Work required: Whenever a line below holds the word "zakresie", copy that line.

Supplied data:
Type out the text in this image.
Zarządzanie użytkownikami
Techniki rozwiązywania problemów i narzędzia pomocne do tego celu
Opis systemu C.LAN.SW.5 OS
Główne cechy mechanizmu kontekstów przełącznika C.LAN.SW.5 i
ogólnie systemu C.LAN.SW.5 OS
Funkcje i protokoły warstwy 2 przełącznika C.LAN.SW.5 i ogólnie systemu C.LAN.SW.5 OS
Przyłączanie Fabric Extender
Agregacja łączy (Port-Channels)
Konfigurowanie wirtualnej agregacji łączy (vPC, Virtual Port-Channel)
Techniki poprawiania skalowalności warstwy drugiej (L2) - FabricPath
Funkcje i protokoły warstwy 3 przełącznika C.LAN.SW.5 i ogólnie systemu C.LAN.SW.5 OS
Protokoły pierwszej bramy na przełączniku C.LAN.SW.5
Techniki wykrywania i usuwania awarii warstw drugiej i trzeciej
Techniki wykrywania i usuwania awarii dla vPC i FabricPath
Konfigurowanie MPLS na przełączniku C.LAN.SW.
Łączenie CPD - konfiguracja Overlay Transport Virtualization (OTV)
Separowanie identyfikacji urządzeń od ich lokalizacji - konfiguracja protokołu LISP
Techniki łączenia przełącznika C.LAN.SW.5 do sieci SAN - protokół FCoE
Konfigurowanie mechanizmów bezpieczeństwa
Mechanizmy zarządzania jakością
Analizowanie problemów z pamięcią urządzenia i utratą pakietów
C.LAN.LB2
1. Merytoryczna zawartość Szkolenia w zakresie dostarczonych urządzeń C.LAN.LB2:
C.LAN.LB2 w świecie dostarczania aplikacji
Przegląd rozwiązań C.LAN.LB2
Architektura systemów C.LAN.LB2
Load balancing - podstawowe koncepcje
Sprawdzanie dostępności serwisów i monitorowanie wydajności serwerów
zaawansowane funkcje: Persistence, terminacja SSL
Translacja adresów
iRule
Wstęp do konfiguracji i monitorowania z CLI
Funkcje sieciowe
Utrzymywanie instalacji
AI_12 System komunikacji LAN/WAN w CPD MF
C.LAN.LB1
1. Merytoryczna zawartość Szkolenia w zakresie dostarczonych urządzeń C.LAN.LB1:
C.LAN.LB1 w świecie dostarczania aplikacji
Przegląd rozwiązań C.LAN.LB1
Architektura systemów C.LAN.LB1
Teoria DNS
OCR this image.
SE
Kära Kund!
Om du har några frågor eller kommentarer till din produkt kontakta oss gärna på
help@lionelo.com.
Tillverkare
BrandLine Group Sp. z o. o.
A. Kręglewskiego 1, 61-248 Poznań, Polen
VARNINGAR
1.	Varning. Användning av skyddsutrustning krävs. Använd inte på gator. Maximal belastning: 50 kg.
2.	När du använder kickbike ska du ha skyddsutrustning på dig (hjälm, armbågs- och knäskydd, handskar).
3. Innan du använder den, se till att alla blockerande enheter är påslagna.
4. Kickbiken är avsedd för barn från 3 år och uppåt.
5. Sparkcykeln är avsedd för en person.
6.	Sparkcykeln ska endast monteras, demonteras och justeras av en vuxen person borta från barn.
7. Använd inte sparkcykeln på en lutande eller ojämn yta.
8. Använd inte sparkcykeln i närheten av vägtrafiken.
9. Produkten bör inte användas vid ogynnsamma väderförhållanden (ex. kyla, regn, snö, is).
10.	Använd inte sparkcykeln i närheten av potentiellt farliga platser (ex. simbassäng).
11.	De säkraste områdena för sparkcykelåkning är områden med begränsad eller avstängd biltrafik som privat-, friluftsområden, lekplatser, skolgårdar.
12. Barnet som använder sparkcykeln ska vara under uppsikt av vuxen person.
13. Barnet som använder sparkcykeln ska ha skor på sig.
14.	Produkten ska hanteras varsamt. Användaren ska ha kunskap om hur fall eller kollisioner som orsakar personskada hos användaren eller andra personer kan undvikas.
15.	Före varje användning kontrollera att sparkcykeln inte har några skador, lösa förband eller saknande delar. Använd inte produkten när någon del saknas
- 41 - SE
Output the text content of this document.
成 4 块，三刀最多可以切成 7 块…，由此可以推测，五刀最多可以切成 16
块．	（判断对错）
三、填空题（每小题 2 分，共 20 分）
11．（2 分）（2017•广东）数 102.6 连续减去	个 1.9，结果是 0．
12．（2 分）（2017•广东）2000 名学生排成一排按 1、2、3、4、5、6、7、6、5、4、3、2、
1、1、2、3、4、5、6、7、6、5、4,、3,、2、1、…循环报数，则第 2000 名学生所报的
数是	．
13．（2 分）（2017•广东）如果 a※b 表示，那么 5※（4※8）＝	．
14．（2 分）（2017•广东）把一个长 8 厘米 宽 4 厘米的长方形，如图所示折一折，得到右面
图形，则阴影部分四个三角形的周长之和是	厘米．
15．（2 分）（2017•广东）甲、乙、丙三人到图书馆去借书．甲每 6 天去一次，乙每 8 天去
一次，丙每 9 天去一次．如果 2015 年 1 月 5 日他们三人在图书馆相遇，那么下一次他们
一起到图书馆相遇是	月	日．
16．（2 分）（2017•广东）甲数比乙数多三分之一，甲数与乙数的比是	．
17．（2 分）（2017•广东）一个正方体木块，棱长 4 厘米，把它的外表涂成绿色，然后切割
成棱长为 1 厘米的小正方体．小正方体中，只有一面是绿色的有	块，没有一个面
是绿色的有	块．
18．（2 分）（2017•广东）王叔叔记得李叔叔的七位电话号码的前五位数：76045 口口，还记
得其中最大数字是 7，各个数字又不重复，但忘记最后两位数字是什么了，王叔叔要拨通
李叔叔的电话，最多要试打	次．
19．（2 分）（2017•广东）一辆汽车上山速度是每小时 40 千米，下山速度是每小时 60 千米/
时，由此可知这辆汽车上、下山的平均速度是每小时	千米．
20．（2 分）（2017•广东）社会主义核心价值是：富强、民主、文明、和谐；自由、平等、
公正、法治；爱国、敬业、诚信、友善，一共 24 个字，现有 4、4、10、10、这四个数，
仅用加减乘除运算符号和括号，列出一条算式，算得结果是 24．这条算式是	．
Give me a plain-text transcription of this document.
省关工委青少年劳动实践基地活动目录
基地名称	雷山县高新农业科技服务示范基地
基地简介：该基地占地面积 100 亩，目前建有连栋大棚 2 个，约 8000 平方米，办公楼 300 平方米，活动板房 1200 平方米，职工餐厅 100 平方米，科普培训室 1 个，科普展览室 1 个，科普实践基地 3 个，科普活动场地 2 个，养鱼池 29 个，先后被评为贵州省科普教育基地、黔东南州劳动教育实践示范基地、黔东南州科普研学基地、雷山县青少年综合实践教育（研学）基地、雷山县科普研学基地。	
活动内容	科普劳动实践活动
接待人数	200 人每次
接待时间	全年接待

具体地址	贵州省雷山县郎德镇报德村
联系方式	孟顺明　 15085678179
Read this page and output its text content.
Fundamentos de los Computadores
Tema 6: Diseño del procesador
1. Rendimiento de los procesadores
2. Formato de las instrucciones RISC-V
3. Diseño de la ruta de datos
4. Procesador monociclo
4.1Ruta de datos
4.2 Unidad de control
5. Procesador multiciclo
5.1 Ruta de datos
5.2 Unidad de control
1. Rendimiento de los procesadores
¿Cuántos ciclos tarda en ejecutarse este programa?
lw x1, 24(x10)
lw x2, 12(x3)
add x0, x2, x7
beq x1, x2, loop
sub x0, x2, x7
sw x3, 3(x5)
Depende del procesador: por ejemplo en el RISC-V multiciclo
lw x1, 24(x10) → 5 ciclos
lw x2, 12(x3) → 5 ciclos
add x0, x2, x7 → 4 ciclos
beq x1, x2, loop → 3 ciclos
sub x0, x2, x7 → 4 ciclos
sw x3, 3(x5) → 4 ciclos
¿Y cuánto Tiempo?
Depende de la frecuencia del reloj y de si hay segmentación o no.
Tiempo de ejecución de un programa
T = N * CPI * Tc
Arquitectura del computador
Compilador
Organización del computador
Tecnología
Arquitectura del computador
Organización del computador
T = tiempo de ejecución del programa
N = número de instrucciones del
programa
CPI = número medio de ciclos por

Output of the task:
1. Merytoryczna zawartość Szkolenia w zakresie dostarczonych urządzeń C.LAN.LB2:
1. Merytoryczna zawartość Szkolenia w zakresie dostarczonych urządzeń C.LAN.LB1:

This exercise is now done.